• WORK REQUIRED
In the copy, include every entry exactly but none of the images.

• SUPPLIED MATERIAL

=====

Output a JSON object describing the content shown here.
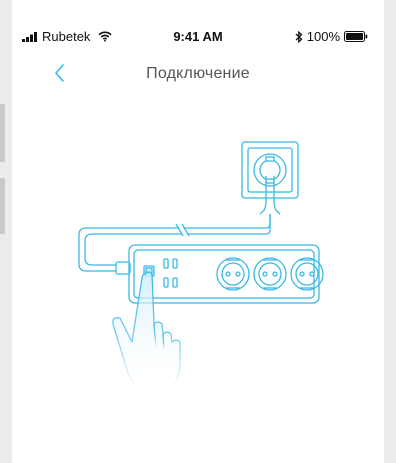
{
  "status_bar": {
    "carrier": "Rubetek",
    "time": "9:41 AM",
    "battery_percent": "100%",
    "signal_icon": "signal-bars-icon",
    "wifi_icon": "wifi-icon",
    "bluetooth_icon": "bluetooth-icon",
    "battery_icon": "battery-icon"
  },
  "nav": {
    "title": "Подключение",
    "back_icon": "chevron-left-icon"
  },
  "colors": {
    "accent": "#39b9e6",
    "title_text": "#555555"
  }
}
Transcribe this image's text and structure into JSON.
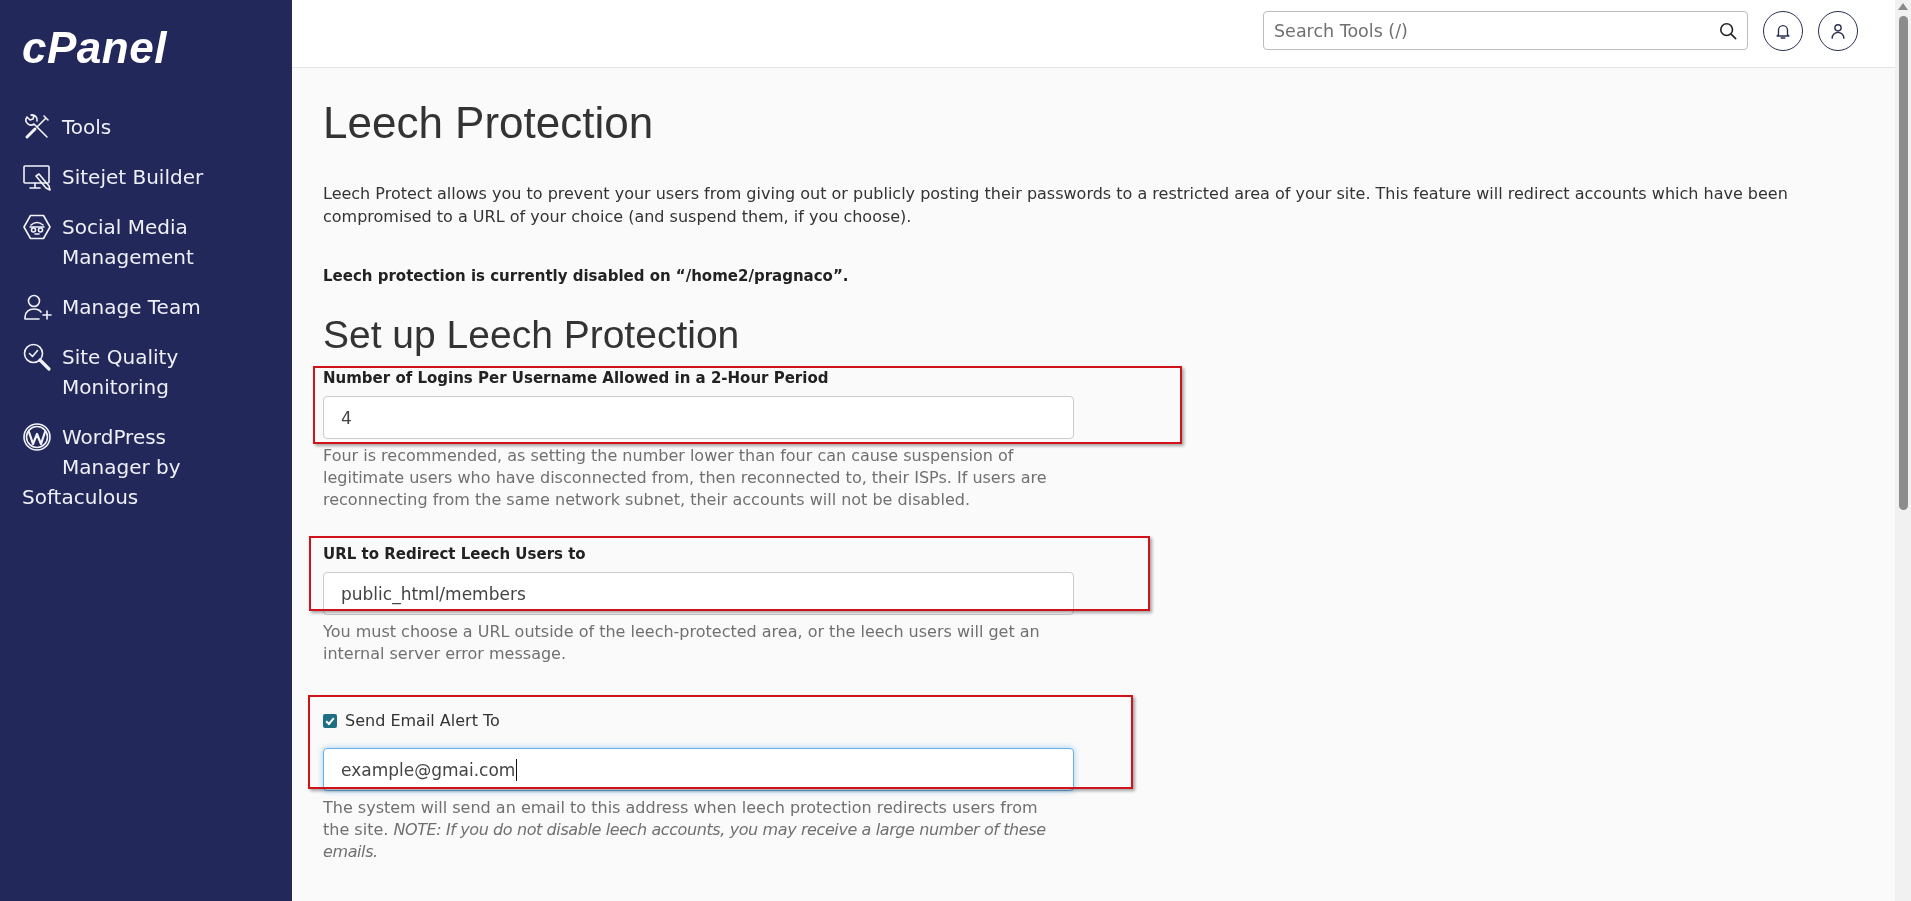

=====

• FINISHED ANSWER
Output a JSON object describing the content shown here.
{
  "status_bar": {
    "carrier": "Rubetek",
    "time": "9:41 AM",
    "battery_percent": "100%",
    "signal_icon": "signal-bars-icon",
    "wifi_icon": "wifi-icon",
    "bluetooth_icon": "bluetooth-icon",
    "battery_icon": "battery-icon"
  },
  "nav": {
    "title": "Подключение",
    "back_icon": "chevron-left-icon"
  },
  "colors": {
    "accent": "#39b9e6",
    "title_text": "#555555"
  }
}
Transcribe this image's text and structure into JSON.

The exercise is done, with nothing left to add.